■ **WHAT YOU NEED TO DO**
Your job is to restate each entry word for word.

Recorded data
>> START
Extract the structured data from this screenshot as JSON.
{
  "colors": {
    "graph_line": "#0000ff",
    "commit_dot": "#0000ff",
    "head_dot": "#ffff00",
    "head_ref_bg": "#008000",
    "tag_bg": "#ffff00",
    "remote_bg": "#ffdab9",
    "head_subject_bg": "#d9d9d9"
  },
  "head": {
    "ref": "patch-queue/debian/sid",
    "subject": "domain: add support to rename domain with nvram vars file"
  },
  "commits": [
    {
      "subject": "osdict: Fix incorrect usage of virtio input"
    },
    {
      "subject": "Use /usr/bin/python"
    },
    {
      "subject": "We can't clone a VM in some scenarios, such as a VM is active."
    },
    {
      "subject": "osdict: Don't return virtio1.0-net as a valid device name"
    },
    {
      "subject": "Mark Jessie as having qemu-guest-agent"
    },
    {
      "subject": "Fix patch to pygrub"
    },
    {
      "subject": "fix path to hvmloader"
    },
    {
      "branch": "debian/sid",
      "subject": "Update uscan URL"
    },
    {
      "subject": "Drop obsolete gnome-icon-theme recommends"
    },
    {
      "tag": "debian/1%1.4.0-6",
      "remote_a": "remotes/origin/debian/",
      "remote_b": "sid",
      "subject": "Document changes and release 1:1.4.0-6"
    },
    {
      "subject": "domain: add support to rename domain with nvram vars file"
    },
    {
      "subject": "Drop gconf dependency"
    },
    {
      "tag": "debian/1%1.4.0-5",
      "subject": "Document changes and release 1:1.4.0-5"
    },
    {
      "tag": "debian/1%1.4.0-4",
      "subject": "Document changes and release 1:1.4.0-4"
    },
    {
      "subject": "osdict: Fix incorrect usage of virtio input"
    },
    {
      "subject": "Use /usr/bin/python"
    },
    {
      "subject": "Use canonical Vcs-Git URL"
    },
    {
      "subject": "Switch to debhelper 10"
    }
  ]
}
>> END
■ **TASK RESPONSE**
Extract the structured data from this screenshot as JSON.
{
  "colors": {
    "graph_line": "#0000ff",
    "commit_dot": "#0000ff",
    "head_dot": "#ffff00",
    "head_ref_bg": "#008000",
    "tag_bg": "#ffff00",
    "remote_bg": "#ffdab9",
    "head_subject_bg": "#d9d9d9"
  },
  "head": {
    "ref": "patch-queue/debian/sid",
    "subject": "domain: add support to rename domain with nvram vars file"
  },
  "commits": [
    {
      "subject": "osdict: Fix incorrect usage of virtio input"
    },
    {
      "subject": "Use /usr/bin/python"
    },
    {
      "subject": "We can't clone a VM in some scenarios, such as a VM is active."
    },
    {
      "subject": "osdict: Don't return virtio1.0-net as a valid device name"
    },
    {
      "subject": "Mark Jessie as having qemu-guest-agent"
    },
    {
      "subject": "Fix patch to pygrub"
    },
    {
      "subject": "fix path to hvmloader"
    },
    {
      "branch": "debian/sid",
      "subject": "Update uscan URL"
    },
    {
      "subject": "Drop obsolete gnome-icon-theme recommends"
    },
    {
      "tag": "debian/1%1.4.0-6",
      "remote_a": "remotes/origin/debian/",
      "remote_b": "sid",
      "subject": "Document changes and release 1:1.4.0-6"
    },
    {
      "subject": "domain: add support to rename domain with nvram vars file"
    },
    {
      "subject": "Drop gconf dependency"
    },
    {
      "tag": "debian/1%1.4.0-5",
      "subject": "Document changes and release 1:1.4.0-5"
    },
    {
      "tag": "debian/1%1.4.0-4",
      "subject": "Document changes and release 1:1.4.0-4"
    },
    {
      "subject": "osdict: Fix incorrect usage of virtio input"
    },
    {
      "subject": "Use /usr/bin/python"
    },
    {
      "subject": "Use canonical Vcs-Git URL"
    },
    {
      "subject": "Switch to debhelper 10"
    }
  ]
}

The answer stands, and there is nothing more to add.